* **Your goal**
Take all the material and copy it exactly.

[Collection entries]
— BEGIN —

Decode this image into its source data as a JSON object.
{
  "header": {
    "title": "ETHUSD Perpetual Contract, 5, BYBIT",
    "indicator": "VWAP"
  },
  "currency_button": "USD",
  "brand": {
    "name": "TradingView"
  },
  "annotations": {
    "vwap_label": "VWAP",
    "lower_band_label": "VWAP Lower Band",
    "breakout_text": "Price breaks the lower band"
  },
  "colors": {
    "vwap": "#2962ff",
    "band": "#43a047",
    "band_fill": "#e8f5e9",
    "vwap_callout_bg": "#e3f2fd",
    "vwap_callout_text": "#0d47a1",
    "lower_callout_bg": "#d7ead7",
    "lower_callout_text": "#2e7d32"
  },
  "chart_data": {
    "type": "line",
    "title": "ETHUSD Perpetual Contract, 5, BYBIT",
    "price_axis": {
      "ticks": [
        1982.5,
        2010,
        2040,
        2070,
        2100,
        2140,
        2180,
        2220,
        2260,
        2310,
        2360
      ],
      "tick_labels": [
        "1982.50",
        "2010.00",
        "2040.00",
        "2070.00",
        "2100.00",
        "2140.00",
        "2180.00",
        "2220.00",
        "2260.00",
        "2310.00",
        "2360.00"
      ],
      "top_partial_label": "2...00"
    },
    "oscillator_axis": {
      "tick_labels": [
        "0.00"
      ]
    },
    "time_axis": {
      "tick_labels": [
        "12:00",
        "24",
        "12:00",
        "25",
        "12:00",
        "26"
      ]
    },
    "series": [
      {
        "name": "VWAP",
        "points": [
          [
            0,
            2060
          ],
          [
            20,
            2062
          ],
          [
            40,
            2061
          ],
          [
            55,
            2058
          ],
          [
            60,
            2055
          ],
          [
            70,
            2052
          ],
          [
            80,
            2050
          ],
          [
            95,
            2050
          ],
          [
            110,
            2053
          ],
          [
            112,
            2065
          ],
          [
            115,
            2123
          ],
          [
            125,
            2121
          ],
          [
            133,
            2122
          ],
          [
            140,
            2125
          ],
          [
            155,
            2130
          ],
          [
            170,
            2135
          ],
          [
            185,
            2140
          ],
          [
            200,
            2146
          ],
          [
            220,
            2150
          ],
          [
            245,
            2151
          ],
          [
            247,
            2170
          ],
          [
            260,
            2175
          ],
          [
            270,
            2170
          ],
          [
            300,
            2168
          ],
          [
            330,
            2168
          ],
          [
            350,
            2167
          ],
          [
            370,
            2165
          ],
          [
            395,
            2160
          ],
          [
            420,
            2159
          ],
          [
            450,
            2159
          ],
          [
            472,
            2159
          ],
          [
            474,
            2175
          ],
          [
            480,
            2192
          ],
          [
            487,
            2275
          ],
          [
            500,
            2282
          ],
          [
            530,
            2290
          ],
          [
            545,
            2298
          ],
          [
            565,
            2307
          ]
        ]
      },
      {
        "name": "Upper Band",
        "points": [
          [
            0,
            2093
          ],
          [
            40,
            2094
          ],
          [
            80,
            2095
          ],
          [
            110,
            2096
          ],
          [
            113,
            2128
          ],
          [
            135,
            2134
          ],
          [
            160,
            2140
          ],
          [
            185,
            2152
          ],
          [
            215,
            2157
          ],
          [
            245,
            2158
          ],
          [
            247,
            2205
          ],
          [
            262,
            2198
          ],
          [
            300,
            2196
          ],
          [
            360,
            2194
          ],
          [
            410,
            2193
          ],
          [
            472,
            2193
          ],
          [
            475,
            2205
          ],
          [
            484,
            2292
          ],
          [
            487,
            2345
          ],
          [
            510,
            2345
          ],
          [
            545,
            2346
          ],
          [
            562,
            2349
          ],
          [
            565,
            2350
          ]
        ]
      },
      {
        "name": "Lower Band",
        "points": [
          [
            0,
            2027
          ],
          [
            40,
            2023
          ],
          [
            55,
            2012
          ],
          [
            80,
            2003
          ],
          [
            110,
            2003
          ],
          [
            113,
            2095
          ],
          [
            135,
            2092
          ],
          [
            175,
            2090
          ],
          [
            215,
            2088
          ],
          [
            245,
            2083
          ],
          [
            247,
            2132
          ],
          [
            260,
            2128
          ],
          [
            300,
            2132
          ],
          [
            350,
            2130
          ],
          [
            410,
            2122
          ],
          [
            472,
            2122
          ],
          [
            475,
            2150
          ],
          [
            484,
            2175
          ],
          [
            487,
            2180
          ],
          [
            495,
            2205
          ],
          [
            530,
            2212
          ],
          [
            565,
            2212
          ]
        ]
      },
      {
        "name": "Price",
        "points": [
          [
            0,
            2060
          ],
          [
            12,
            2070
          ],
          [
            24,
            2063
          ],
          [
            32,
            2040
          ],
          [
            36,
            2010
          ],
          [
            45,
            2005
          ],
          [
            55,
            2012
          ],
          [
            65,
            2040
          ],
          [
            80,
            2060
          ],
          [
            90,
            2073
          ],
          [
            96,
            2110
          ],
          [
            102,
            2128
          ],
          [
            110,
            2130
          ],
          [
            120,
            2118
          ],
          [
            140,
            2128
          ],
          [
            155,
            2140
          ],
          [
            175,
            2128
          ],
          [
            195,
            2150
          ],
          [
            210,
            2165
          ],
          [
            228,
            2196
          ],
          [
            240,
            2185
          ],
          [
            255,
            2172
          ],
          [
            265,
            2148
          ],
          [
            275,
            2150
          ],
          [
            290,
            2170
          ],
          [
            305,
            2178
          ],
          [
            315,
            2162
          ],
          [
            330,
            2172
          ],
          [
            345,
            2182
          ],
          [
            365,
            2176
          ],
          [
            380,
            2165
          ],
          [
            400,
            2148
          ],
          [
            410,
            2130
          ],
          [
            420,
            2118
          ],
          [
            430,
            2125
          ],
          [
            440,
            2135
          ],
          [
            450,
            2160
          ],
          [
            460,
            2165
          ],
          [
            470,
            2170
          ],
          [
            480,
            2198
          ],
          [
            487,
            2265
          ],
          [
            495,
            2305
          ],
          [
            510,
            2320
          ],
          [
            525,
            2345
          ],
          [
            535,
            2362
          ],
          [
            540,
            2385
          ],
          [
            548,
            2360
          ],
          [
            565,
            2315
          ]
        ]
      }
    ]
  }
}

— END —

* **Written solution**
Decode this image into its source data as a JSON object.
{
  "header": {
    "title": "ETHUSD Perpetual Contract, 5, BYBIT",
    "indicator": "VWAP"
  },
  "currency_button": "USD",
  "brand": {
    "name": "TradingView"
  },
  "annotations": {
    "vwap_label": "VWAP",
    "lower_band_label": "VWAP Lower Band",
    "breakout_text": "Price breaks the lower band"
  },
  "colors": {
    "vwap": "#2962ff",
    "band": "#43a047",
    "band_fill": "#e8f5e9",
    "vwap_callout_bg": "#e3f2fd",
    "vwap_callout_text": "#0d47a1",
    "lower_callout_bg": "#d7ead7",
    "lower_callout_text": "#2e7d32"
  },
  "chart_data": {
    "type": "line",
    "title": "ETHUSD Perpetual Contract, 5, BYBIT",
    "price_axis": {
      "ticks": [
        1982.5,
        2010,
        2040,
        2070,
        2100,
        2140,
        2180,
        2220,
        2260,
        2310,
        2360
      ],
      "tick_labels": [
        "1982.50",
        "2010.00",
        "2040.00",
        "2070.00",
        "2100.00",
        "2140.00",
        "2180.00",
        "2220.00",
        "2260.00",
        "2310.00",
        "2360.00"
      ],
      "top_partial_label": "2...00"
    },
    "oscillator_axis": {
      "tick_labels": [
        "0.00"
      ]
    },
    "time_axis": {
      "tick_labels": [
        "12:00",
        "24",
        "12:00",
        "25",
        "12:00",
        "26"
      ]
    },
    "series": [
      {
        "name": "VWAP",
        "points": [
          [
            0,
            2060
          ],
          [
            20,
            2062
          ],
          [
            40,
            2061
          ],
          [
            55,
            2058
          ],
          [
            60,
            2055
          ],
          [
            70,
            2052
          ],
          [
            80,
            2050
          ],
          [
            95,
            2050
          ],
          [
            110,
            2053
          ],
          [
            112,
            2065
          ],
          [
            115,
            2123
          ],
          [
            125,
            2121
          ],
          [
            133,
            2122
          ],
          [
            140,
            2125
          ],
          [
            155,
            2130
          ],
          [
            170,
            2135
          ],
          [
            185,
            2140
          ],
          [
            200,
            2146
          ],
          [
            220,
            2150
          ],
          [
            245,
            2151
          ],
          [
            247,
            2170
          ],
          [
            260,
            2175
          ],
          [
            270,
            2170
          ],
          [
            300,
            2168
          ],
          [
            330,
            2168
          ],
          [
            350,
            2167
          ],
          [
            370,
            2165
          ],
          [
            395,
            2160
          ],
          [
            420,
            2159
          ],
          [
            450,
            2159
          ],
          [
            472,
            2159
          ],
          [
            474,
            2175
          ],
          [
            480,
            2192
          ],
          [
            487,
            2275
          ],
          [
            500,
            2282
          ],
          [
            530,
            2290
          ],
          [
            545,
            2298
          ],
          [
            565,
            2307
          ]
        ]
      },
      {
        "name": "Upper Band",
        "points": [
          [
            0,
            2093
          ],
          [
            40,
            2094
          ],
          [
            80,
            2095
          ],
          [
            110,
            2096
          ],
          [
            113,
            2128
          ],
          [
            135,
            2134
          ],
          [
            160,
            2140
          ],
          [
            185,
            2152
          ],
          [
            215,
            2157
          ],
          [
            245,
            2158
          ],
          [
            247,
            2205
          ],
          [
            262,
            2198
          ],
          [
            300,
            2196
          ],
          [
            360,
            2194
          ],
          [
            410,
            2193
          ],
          [
            472,
            2193
          ],
          [
            475,
            2205
          ],
          [
            484,
            2292
          ],
          [
            487,
            2345
          ],
          [
            510,
            2345
          ],
          [
            545,
            2346
          ],
          [
            562,
            2349
          ],
          [
            565,
            2350
          ]
        ]
      },
      {
        "name": "Lower Band",
        "points": [
          [
            0,
            2027
          ],
          [
            40,
            2023
          ],
          [
            55,
            2012
          ],
          [
            80,
            2003
          ],
          [
            110,
            2003
          ],
          [
            113,
            2095
          ],
          [
            135,
            2092
          ],
          [
            175,
            2090
          ],
          [
            215,
            2088
          ],
          [
            245,
            2083
          ],
          [
            247,
            2132
          ],
          [
            260,
            2128
          ],
          [
            300,
            2132
          ],
          [
            350,
            2130
          ],
          [
            410,
            2122
          ],
          [
            472,
            2122
          ],
          [
            475,
            2150
          ],
          [
            484,
            2175
          ],
          [
            487,
            2180
          ],
          [
            495,
            2205
          ],
          [
            530,
            2212
          ],
          [
            565,
            2212
          ]
        ]
      },
      {
        "name": "Price",
        "points": [
          [
            0,
            2060
          ],
          [
            12,
            2070
          ],
          [
            24,
            2063
          ],
          [
            32,
            2040
          ],
          [
            36,
            2010
          ],
          [
            45,
            2005
          ],
          [
            55,
            2012
          ],
          [
            65,
            2040
          ],
          [
            80,
            2060
          ],
          [
            90,
            2073
          ],
          [
            96,
            2110
          ],
          [
            102,
            2128
          ],
          [
            110,
            2130
          ],
          [
            120,
            2118
          ],
          [
            140,
            2128
          ],
          [
            155,
            2140
          ],
          [
            175,
            2128
          ],
          [
            195,
            2150
          ],
          [
            210,
            2165
          ],
          [
            228,
            2196
          ],
          [
            240,
            2185
          ],
          [
            255,
            2172
          ],
          [
            265,
            2148
          ],
          [
            275,
            2150
          ],
          [
            290,
            2170
          ],
          [
            305,
            2178
          ],
          [
            315,
            2162
          ],
          [
            330,
            2172
          ],
          [
            345,
            2182
          ],
          [
            365,
            2176
          ],
          [
            380,
            2165
          ],
          [
            400,
            2148
          ],
          [
            410,
            2130
          ],
          [
            420,
            2118
          ],
          [
            430,
            2125
          ],
          [
            440,
            2135
          ],
          [
            450,
            2160
          ],
          [
            460,
            2165
          ],
          [
            470,
            2170
          ],
          [
            480,
            2198
          ],
          [
            487,
            2265
          ],
          [
            495,
            2305
          ],
          [
            510,
            2320
          ],
          [
            525,
            2345
          ],
          [
            535,
            2362
          ],
          [
            540,
            2385
          ],
          [
            548,
            2360
          ],
          [
            565,
            2315
          ]
        ]
      }
    ]
  }
}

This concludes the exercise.